**SOURCE:**
╭──
# Separating ABS fitting



## n0c7 (May 15, 2008)

As per my previous thread: http://www.diychatroom.com/showthread.php?t=21519&highlight=fitting

This is what I have to work with. I need to separate and replace this fitting as it was previously leaking. How can I separate this as the pipe disappears into the concrete?


----------



## Termite (Apr 13, 2008)

That is going to be a challenge. You can't remove the fitting without accessing the pipe underneath and making a cut. 

In order to do it right, rent a small demolition hammer (mini-jackhammer) and carefully knock out a little concrete around the pipe. Give yourself enough room to get all the way around it and make a clean cut, and glue in a new fitting.

Your only other option is finding a Fernco fitting that you could possibly attach to the outer hub of the leaking fitting. They make a lot of sizes...Check their website. Then you could transition back to the pipe above with the other end of the Fernco. I hate to see it done that way though.

Your best bet is to chip some concrete out.


----------



## plumber Jim (Mar 30, 2008)
╰──
**EXCERPTED DATA:**
╭──
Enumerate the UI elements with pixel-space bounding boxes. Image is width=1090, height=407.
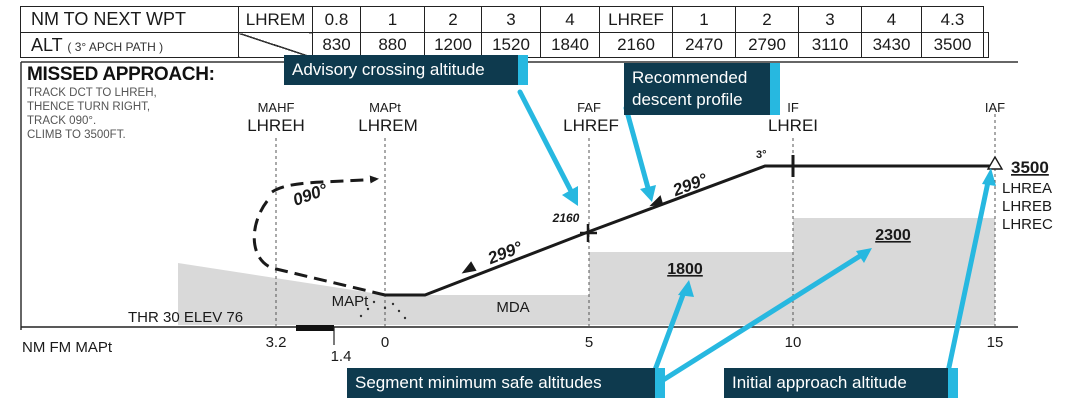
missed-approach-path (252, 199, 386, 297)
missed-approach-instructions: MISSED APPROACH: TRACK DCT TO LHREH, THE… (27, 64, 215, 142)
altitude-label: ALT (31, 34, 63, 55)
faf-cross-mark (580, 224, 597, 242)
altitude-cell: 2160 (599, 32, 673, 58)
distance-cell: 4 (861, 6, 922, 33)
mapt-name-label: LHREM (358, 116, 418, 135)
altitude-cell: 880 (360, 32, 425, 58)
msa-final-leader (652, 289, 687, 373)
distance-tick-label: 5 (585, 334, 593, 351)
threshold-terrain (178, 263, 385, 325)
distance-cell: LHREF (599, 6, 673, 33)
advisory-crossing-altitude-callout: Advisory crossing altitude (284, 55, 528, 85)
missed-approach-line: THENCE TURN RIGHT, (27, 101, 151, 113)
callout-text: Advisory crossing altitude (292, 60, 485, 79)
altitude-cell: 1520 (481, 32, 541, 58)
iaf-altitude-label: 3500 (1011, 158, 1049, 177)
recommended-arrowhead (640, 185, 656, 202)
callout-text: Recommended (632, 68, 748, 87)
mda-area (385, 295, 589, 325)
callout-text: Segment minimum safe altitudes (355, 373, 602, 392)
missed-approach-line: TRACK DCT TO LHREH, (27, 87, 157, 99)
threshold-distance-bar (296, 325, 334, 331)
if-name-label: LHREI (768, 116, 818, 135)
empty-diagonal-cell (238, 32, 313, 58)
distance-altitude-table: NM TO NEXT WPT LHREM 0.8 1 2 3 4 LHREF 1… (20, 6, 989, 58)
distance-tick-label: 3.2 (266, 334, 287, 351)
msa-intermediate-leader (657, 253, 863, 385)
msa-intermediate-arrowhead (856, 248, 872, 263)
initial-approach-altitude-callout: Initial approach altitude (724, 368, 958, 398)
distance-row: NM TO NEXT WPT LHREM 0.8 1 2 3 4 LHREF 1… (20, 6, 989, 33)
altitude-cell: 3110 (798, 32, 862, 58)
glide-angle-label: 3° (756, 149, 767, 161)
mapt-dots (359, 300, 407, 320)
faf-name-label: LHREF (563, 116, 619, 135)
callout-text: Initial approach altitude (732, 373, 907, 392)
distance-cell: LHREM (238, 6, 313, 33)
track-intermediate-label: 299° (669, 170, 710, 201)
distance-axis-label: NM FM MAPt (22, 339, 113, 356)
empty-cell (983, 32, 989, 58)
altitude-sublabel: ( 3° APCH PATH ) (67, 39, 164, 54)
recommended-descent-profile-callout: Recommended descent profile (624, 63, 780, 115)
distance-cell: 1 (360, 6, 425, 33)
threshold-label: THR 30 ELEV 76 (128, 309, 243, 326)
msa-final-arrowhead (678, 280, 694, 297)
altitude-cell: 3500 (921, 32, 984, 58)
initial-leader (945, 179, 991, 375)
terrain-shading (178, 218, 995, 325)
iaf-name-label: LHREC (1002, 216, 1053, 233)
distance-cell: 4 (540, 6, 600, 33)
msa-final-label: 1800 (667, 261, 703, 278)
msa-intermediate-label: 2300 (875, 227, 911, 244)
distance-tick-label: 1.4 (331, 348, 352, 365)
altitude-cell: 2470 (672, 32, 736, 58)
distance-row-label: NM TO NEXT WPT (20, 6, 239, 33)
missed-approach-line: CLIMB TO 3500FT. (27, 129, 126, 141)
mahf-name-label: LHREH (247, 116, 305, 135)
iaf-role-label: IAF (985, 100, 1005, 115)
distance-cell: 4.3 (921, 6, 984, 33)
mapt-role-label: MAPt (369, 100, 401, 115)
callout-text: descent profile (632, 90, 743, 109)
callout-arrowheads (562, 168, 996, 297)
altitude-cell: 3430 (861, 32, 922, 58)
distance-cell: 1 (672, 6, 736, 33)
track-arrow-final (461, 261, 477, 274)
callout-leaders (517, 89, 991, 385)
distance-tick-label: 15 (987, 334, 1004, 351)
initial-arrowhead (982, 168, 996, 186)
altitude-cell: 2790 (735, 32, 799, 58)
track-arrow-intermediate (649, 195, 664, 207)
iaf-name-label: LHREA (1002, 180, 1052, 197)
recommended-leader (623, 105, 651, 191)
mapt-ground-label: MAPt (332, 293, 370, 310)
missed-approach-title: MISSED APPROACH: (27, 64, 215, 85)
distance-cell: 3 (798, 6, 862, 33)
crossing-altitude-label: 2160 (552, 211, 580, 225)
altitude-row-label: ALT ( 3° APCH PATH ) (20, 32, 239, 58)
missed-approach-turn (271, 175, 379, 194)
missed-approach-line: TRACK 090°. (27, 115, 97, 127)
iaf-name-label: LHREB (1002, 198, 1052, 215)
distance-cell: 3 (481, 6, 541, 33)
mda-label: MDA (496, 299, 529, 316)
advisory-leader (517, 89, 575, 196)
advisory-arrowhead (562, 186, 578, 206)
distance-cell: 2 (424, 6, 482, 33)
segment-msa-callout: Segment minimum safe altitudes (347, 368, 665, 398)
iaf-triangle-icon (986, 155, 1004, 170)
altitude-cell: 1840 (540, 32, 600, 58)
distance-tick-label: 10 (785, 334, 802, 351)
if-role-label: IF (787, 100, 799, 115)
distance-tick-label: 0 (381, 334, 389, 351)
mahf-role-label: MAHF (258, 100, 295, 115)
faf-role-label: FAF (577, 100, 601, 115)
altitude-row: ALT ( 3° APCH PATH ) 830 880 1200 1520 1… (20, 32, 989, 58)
╰──
╭──
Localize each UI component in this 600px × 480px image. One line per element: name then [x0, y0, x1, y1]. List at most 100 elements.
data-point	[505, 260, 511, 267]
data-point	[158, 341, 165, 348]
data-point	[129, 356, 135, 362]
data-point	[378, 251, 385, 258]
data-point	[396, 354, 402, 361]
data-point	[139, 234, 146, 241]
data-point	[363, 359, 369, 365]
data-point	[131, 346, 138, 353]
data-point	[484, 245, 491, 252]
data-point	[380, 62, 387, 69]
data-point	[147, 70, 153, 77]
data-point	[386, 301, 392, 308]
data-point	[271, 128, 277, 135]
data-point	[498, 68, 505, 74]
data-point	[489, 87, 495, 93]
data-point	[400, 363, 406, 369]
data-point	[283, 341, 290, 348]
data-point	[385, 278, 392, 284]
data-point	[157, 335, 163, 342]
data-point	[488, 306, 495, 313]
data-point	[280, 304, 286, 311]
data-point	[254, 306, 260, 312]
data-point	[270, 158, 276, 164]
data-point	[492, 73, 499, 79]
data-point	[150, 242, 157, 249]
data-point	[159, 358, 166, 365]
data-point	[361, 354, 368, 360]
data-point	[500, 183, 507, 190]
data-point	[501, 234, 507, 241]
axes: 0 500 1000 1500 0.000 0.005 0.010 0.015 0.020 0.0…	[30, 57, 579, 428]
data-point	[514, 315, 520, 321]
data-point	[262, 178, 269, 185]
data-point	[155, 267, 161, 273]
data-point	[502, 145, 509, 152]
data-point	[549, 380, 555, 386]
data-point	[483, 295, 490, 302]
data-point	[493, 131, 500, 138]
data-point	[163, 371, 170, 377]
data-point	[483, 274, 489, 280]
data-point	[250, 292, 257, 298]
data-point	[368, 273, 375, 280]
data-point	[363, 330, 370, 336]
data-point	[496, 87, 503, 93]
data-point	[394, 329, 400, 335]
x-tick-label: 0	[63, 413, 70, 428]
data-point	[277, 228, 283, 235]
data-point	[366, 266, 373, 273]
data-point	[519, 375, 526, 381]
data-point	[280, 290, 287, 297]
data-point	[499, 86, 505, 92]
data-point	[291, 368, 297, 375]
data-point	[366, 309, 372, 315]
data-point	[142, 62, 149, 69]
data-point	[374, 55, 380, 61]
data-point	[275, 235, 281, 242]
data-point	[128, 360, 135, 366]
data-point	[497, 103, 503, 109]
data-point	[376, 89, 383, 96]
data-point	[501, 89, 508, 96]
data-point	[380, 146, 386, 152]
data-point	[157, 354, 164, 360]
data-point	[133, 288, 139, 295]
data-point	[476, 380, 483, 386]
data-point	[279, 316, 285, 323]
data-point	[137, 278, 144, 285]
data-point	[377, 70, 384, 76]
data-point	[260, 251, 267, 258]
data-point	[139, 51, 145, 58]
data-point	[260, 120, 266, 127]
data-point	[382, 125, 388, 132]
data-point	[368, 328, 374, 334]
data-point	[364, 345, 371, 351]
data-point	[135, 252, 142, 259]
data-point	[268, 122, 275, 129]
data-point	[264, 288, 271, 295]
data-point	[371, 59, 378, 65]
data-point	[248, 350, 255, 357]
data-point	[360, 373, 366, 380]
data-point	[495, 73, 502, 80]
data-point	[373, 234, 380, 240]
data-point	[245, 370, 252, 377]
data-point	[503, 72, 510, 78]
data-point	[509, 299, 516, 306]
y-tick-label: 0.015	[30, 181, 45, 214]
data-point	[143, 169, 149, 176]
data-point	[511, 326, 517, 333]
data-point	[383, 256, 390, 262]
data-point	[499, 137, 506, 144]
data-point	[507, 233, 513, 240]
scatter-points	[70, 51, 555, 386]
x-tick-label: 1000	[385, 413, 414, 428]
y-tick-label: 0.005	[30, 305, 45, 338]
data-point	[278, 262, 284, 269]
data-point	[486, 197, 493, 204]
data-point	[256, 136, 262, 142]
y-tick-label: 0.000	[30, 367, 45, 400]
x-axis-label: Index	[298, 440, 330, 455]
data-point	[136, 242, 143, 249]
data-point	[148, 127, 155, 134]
╰──
**WHAT NEEDS TO BE DONE:**
Answer these questions from the ABS fitting thread:
1. Why does the first poster need to replace the fitting?
2. What tool does the reply suggest renting?
3. What brand of fitting is named as the only other option?

**SOLUTION FOR THIS PROBLEM:**
1. It was leaking before.
2. A small demolition hammer, also called a mini-jackhammer.
3. Fernco.